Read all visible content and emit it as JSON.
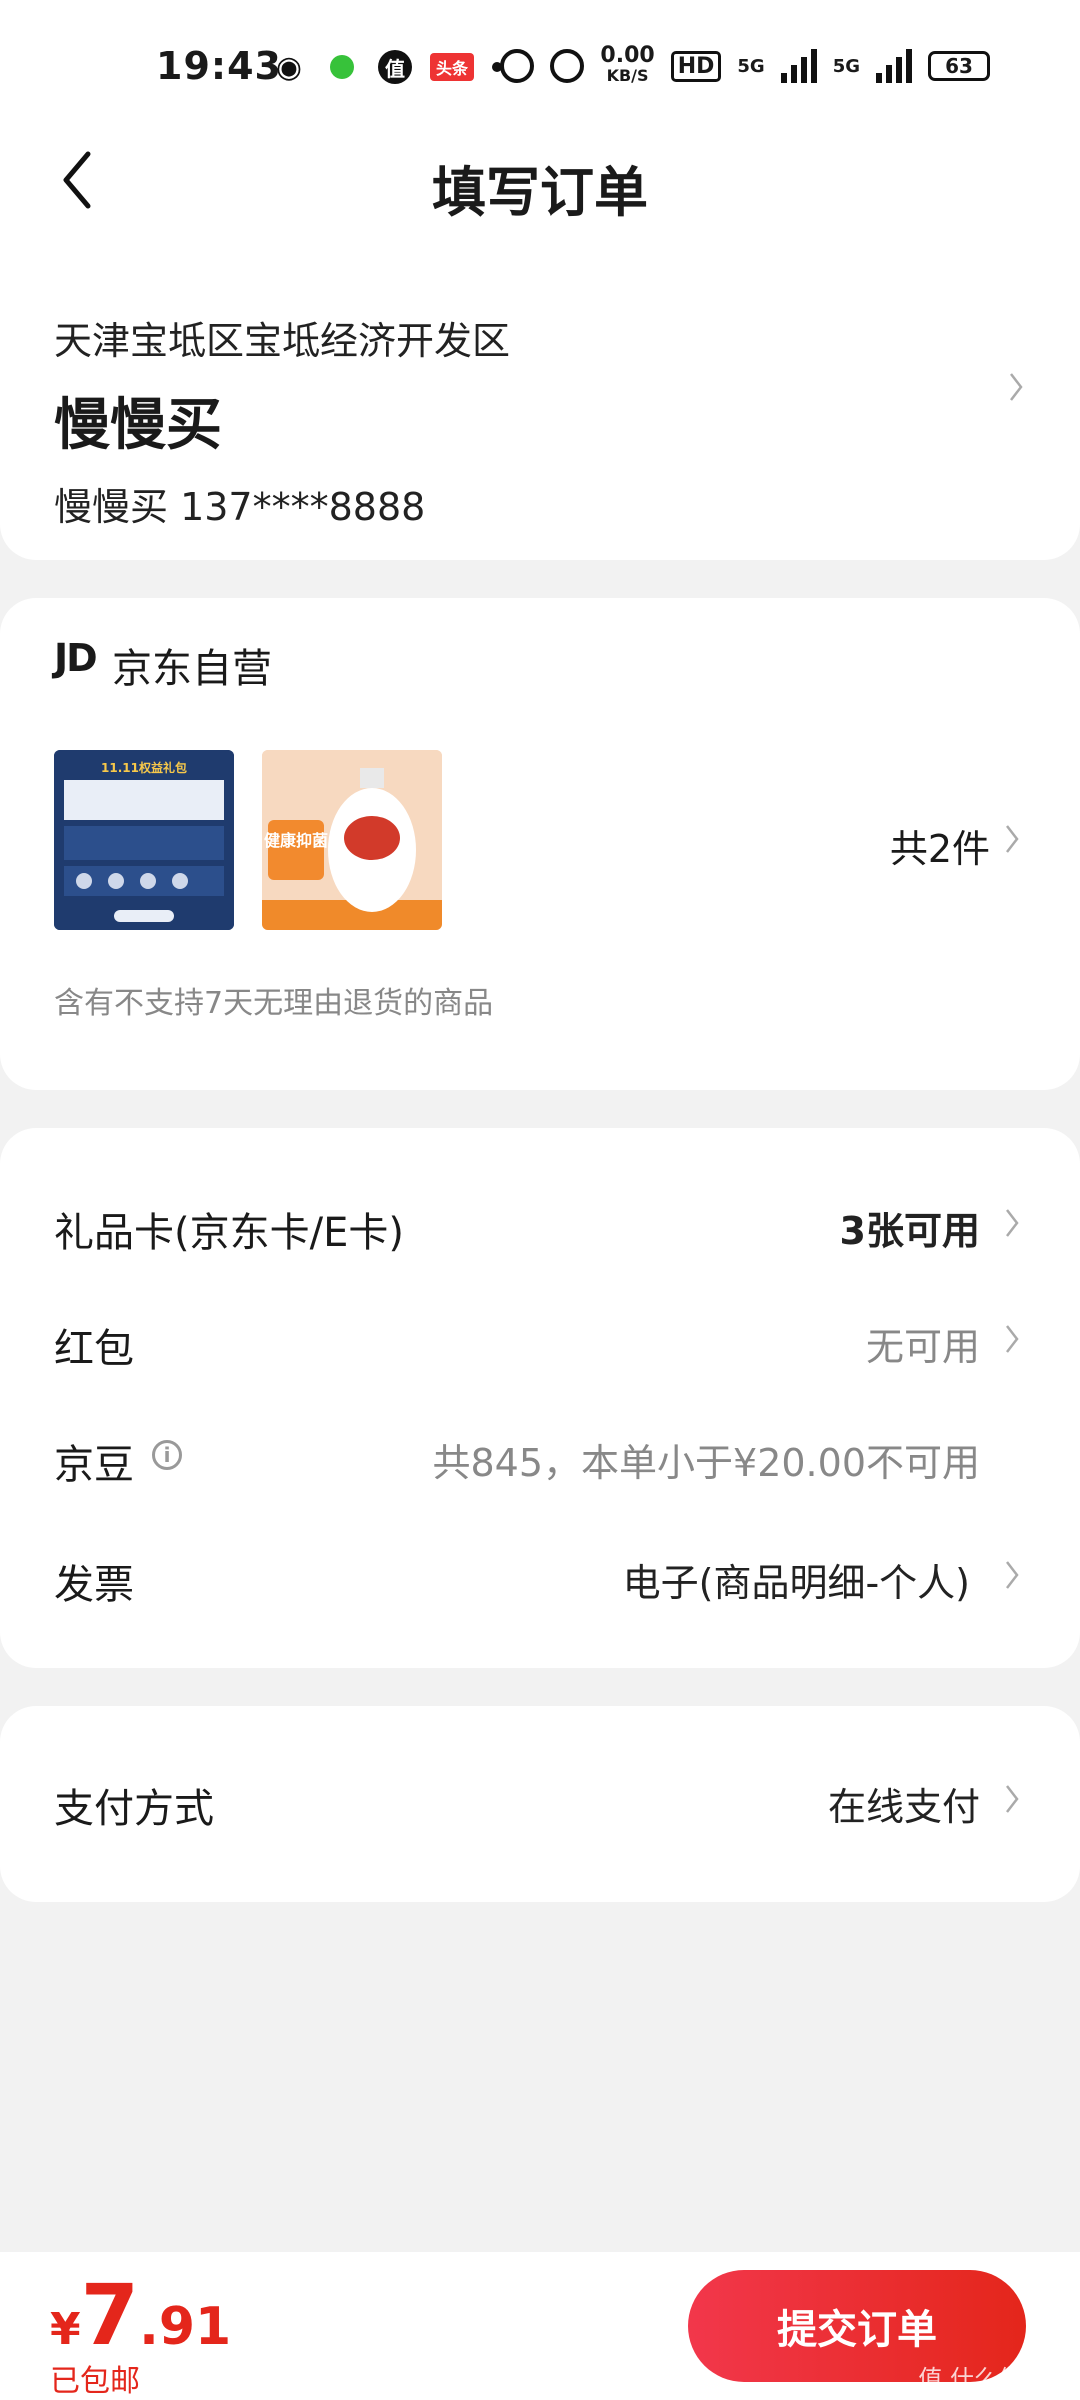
{
  "status_bar": {
    "time": "19:43",
    "icons": [
      "weibo-icon",
      "green-dot-icon",
      "zhi-icon",
      "toutiao-icon",
      "dot-icon"
    ],
    "toutiao_label": "头条",
    "zhi_label": "值",
    "net_speed": "0.00",
    "net_speed_unit": "KB/S",
    "hd_label": "HD",
    "signal1_label": "5G",
    "signal2_label": "5G",
    "battery": "63"
  },
  "navbar": {
    "title": "填写订单"
  },
  "address": {
    "region": "天津宝坻区宝坻经济开发区",
    "name": "慢慢买",
    "contact": "慢慢买  137****8888"
  },
  "shop": {
    "logo": "JD",
    "name": "京东自营",
    "item_count": "共2件",
    "return_note": "含有不支持7天无理由退货的商品",
    "thumb1_text": "11.11权益礼包",
    "thumb2_text": "健康抑菌"
  },
  "options": [
    {
      "label": "礼品卡(京东卡/E卡)",
      "value": "3张可用"
    },
    {
      "label": "红包",
      "value": "无可用"
    },
    {
      "label": "京豆",
      "value": "共845，本单小于¥20.00不可用"
    },
    {
      "label": "发票",
      "value": "电子(商品明细-个人)"
    }
  ],
  "payment": {
    "label": "支付方式",
    "value": "在线支付"
  },
  "footer": {
    "currency": "¥",
    "price_int": "7",
    "price_dec": ".91",
    "shipping": "已包邮",
    "submit_label": "提交订单",
    "watermark": "值 什么值得买"
  },
  "colors": {
    "accent": "#e4261b",
    "background": "#f2f2f2"
  }
}
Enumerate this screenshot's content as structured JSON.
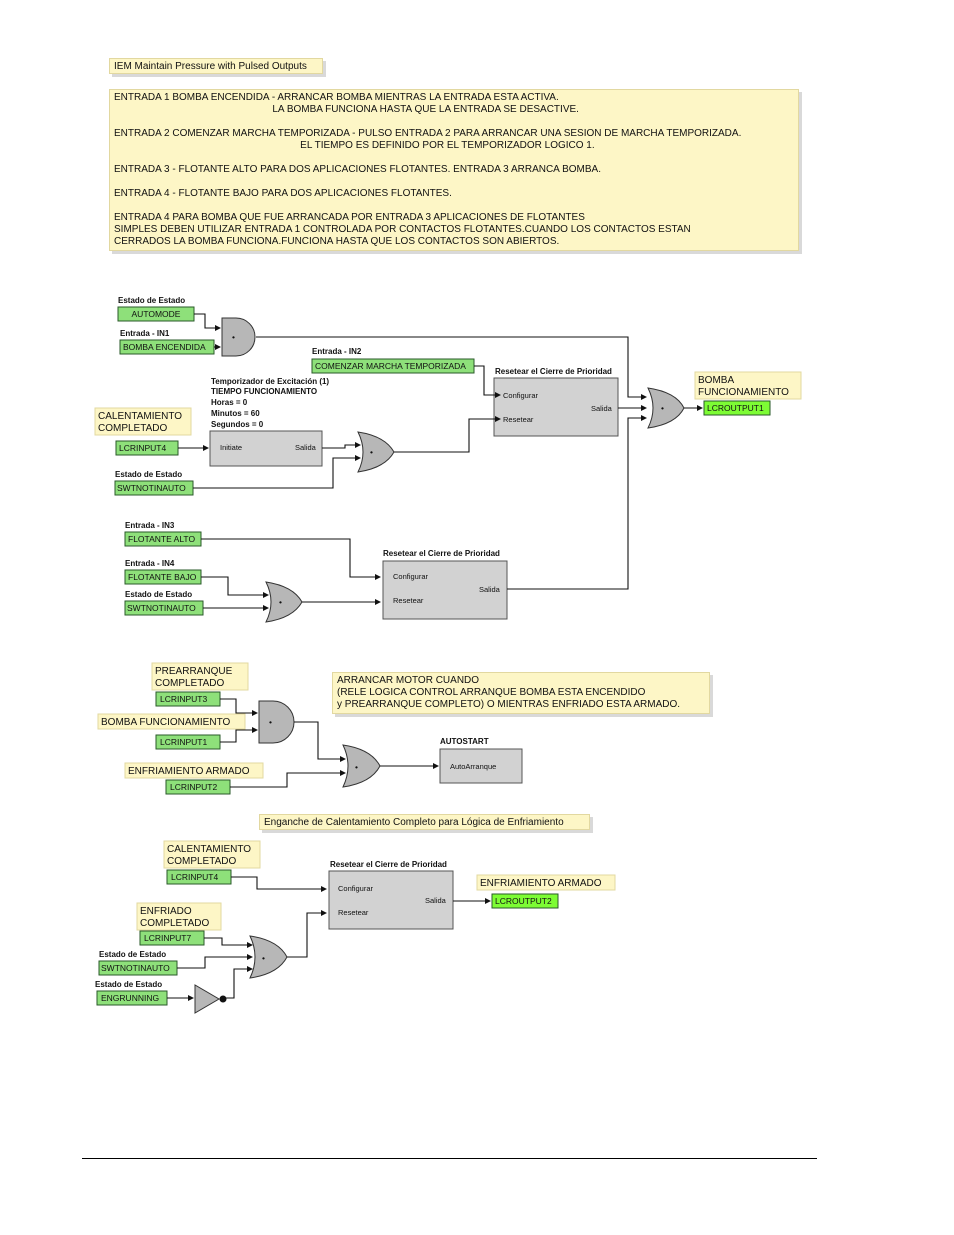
#####
● **AIM OF THE EXERCISE**: Retype every entry verbatim and exclude the pictures from the copy.

● **TASK RESULT**:
Read all visible content and emit it as JSON.
{
  "status_bar": {
    "time": "19:43",
    "icons": [
      "weibo-icon",
      "green-dot-icon",
      "zhi-icon",
      "toutiao-icon",
      "dot-icon"
    ],
    "toutiao_label": "头条",
    "zhi_label": "值",
    "net_speed": "0.00",
    "net_speed_unit": "KB/S",
    "hd_label": "HD",
    "signal1_label": "5G",
    "signal2_label": "5G",
    "battery": "63"
  },
  "navbar": {
    "title": "填写订单"
  },
  "address": {
    "region": "天津宝坻区宝坻经济开发区",
    "name": "慢慢买",
    "contact": "慢慢买  137****8888"
  },
  "shop": {
    "logo": "JD",
    "name": "京东自营",
    "item_count": "共2件",
    "return_note": "含有不支持7天无理由退货的商品",
    "thumb1_text": "11.11权益礼包",
    "thumb2_text": "健康抑菌"
  },
  "options": [
    {
      "label": "礼品卡(京东卡/E卡)",
      "value": "3张可用"
    },
    {
      "label": "红包",
      "value": "无可用"
    },
    {
      "label": "京豆",
      "value": "共845，本单小于¥20.00不可用"
    },
    {
      "label": "发票",
      "value": "电子(商品明细-个人)"
    }
  ],
  "payment": {
    "label": "支付方式",
    "value": "在线支付"
  },
  "footer": {
    "currency": "¥",
    "price_int": "7",
    "price_dec": ".91",
    "shipping": "已包邮",
    "submit_label": "提交订单",
    "watermark": "值 什么值得买"
  },
  "colors": {
    "accent": "#e4261b",
    "background": "#f2f2f2"
  }
}
Enumerate this screenshot's content as structured JSON.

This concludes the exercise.